**ÉNONCÉ:**
Recopiez fidèlement le passage du texte étudié qui commence par « AMBIANCE lundi 21 » et se poursuit jusqu'à « monde du travail. ».

**TEXTE ÉTUDIÉ:**
···

Rama Yade : « Nous sommes aujourd’hui dans la République des réseaux »

AMBIANCE lundi 21 novembre 2011

Par Mimissa Barberis

Placé sous le haut patronage du président de l’Assemblée Nationale, le Grand Prix Action et Diversités a été remis des mains de Bernard Accoyer à Marc Capelle, directeur de l’ ESJ Lille et à Nordine Nabili, directeur du Bondy Blog. Le prix a pour but de valoriser les pratiques innovantes et audacieuses en faveur des diversités. Rama Yade l’ancienne Secrétaire d’État a présidé le jury et apporte son point de vue, lors d’un débat, sur la place des jeunes dans le monde du travail.

Le dernier rapport de l’organisation Internationale du Travail publié en octobre 2011 dresse un tableau effrayant sur le chômage des jeunes, celui d’une génération traumatisée. Il justifie la décrue du nombre des jeunes chômeurs constatée en 2010 au fait que de plus en plus se retirent du marché du travail plutôt que de rechercher un emploi, notamment dans l’Union Européenne. Aujourd’hui, quelle est la situation en France ? Comment les jeunes perçoivent-ils l’entreprise et leur insertion professionnelle ? C’est autour de ces questions que les différents intervenants ont essayé de répondre. Questions pour le moins importantes puisqu’elles feront certainement partie des thèmes phares de la prochaine présidentielle.

Il convient de faire un constat clair. Si les jeunes de 15-25 ans rencontrent effectivement des difficultés pour trouver un emploi, celles-ci sont décuplées lorsque ces jeunes sont issus des quartiers populaires dans la mesure où ils ne rencontrent pas les bonnes personnes. « Nous sommes aujourd’hui dans la République des réseaux. Il faut espérer que les jeunes puissent trouver quelqu’un qui les aide à avancer » souligne Rama Yade. Mais ce quelqu’un là est justement compliqué à trouver. Ce n’est pas dans la cité qu’on va le rencontrer. On peut se demander combien de personnes sont capables aujourd’hui de s’intéresser à un banlieusard et à lui ouvrir son réseau pour qu’il parvienne à sortir de sa banlieue et entreprendre des choses nouvelles. Il ne s’agit pas de faire pleurer dans les chaumières et d’entretenir un sentiment de victime mais c’est une réalité que rencontrent beaucoup de ces  jeunes. « Tous les ans je participe à des rencontres organisées par la municipalité de Bobigny. Ce qui me frappe chez les gens de Bobigny c’est qu’ils me disent que les autres ont leurs réseaux. Et nous nos réseaux, où sont-ils ? Ils n’ont pas tort » fait remarquer Stéphane Rozès président de CAP.

···

**DONNÉES FOURNIES:**
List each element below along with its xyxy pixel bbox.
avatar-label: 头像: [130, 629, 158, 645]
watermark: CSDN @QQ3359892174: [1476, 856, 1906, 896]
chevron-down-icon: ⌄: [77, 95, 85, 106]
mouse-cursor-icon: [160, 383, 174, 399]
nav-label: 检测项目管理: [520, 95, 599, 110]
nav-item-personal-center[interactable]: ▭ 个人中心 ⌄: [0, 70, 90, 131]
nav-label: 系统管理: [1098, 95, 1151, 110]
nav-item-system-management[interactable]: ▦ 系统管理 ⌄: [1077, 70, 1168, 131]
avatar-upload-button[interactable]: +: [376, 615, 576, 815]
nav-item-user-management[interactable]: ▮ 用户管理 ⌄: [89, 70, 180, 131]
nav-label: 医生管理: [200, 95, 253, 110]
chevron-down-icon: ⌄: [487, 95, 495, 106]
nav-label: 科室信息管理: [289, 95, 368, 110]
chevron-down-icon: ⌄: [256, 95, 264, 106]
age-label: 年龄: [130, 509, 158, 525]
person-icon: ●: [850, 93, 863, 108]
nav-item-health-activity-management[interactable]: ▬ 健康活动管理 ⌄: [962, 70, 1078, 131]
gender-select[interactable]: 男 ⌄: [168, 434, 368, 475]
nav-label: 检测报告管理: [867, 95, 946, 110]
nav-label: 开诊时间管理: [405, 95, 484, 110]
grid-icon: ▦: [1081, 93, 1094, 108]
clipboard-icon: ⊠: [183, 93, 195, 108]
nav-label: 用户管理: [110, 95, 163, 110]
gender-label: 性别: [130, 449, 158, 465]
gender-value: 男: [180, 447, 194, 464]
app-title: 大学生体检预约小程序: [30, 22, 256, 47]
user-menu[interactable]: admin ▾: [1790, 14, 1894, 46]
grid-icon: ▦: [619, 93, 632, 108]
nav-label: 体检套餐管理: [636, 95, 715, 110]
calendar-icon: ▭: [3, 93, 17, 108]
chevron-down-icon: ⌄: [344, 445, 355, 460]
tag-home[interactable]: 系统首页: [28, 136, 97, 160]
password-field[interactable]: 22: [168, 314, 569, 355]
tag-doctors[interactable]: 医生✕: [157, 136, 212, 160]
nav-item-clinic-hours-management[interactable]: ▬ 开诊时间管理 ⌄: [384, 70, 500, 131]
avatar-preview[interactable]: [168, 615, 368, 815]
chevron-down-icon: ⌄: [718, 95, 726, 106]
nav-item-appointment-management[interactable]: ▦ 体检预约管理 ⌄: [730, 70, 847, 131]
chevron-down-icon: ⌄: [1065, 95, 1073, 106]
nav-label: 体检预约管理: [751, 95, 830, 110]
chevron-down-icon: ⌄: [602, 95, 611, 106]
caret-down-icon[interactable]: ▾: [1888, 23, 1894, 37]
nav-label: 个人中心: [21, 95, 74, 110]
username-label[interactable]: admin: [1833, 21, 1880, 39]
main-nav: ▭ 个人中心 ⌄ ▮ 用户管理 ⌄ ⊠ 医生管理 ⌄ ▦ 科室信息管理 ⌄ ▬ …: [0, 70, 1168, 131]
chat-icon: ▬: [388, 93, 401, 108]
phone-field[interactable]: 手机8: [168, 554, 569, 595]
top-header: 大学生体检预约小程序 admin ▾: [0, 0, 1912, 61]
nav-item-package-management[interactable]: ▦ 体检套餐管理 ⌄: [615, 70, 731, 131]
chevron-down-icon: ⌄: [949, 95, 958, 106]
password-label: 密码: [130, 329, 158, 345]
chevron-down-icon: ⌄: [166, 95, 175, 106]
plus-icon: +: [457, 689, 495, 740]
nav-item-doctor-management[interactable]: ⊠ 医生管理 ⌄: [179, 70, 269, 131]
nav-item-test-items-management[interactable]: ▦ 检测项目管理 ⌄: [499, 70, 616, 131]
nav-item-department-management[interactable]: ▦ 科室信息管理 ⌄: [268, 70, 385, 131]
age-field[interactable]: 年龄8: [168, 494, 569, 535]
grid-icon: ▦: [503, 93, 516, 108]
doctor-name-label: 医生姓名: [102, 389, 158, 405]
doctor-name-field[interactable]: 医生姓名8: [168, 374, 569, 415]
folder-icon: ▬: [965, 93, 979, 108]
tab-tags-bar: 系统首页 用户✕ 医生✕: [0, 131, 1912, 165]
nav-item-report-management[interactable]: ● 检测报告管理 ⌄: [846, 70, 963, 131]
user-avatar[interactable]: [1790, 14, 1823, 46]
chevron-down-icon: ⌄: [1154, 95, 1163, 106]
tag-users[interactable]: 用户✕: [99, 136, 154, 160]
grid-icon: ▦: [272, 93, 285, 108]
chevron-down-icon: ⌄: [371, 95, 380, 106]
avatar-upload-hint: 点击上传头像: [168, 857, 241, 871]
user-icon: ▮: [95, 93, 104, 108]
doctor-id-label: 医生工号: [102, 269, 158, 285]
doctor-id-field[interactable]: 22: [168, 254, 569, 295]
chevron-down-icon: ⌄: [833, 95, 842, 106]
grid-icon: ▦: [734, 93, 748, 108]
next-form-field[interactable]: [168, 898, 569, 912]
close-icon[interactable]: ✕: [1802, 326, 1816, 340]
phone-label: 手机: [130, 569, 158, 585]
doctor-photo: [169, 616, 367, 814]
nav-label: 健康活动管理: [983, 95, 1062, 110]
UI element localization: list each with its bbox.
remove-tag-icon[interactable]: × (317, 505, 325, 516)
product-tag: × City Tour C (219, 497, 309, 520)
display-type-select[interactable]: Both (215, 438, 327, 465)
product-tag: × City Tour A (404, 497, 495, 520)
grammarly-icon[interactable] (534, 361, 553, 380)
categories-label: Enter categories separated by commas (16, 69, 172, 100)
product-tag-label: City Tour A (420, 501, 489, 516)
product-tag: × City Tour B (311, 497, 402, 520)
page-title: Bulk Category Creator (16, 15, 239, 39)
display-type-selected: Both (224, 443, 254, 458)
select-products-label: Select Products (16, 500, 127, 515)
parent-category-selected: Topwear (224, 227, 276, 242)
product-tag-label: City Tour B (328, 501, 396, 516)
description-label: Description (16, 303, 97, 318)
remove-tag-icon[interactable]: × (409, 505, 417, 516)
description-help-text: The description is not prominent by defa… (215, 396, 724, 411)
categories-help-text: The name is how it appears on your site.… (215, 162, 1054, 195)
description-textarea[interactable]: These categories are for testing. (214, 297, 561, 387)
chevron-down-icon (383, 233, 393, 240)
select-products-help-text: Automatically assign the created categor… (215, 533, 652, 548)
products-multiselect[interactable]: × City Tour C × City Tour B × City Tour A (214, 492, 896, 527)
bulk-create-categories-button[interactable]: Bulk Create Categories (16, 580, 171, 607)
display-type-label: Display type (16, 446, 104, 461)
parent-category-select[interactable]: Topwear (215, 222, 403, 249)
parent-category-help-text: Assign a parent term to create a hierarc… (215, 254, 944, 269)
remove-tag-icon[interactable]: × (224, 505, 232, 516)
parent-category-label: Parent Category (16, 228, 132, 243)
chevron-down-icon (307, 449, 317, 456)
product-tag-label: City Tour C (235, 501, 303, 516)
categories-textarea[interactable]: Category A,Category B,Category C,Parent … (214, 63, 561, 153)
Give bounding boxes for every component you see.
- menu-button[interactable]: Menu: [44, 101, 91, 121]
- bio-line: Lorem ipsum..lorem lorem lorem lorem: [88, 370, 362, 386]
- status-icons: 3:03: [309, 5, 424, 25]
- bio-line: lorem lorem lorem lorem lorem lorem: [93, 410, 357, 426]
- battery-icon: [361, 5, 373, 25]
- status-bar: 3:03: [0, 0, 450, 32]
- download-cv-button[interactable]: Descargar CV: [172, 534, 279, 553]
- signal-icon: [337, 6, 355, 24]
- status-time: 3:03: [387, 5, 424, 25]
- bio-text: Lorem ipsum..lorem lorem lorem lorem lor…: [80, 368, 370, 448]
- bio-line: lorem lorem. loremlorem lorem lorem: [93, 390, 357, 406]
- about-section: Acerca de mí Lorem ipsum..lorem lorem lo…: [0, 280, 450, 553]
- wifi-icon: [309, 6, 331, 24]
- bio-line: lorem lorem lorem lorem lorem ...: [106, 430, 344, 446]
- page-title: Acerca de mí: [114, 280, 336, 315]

···

**VOTRE RÉPONSE:**
AMBIANCE lundi 21 novembre 2011

Par Mimissa Barberis

Placé sous le haut patronage du président de l’Assemblée Nationale, le Grand Prix Action et Diversités a été remis des mains de Bernard Accoyer à Marc Capelle, directeur de l’ ESJ Lille et à Nordine Nabili, directeur du Bondy Blog. Le prix a pour but de valoriser les pratiques innovantes et audacieuses en faveur des diversités. Rama Yade l’ancienne Secrétaire d’État a présidé le jury et apporte son point de vue, lors d’un débat, sur la place des jeunes dans le monde du travail.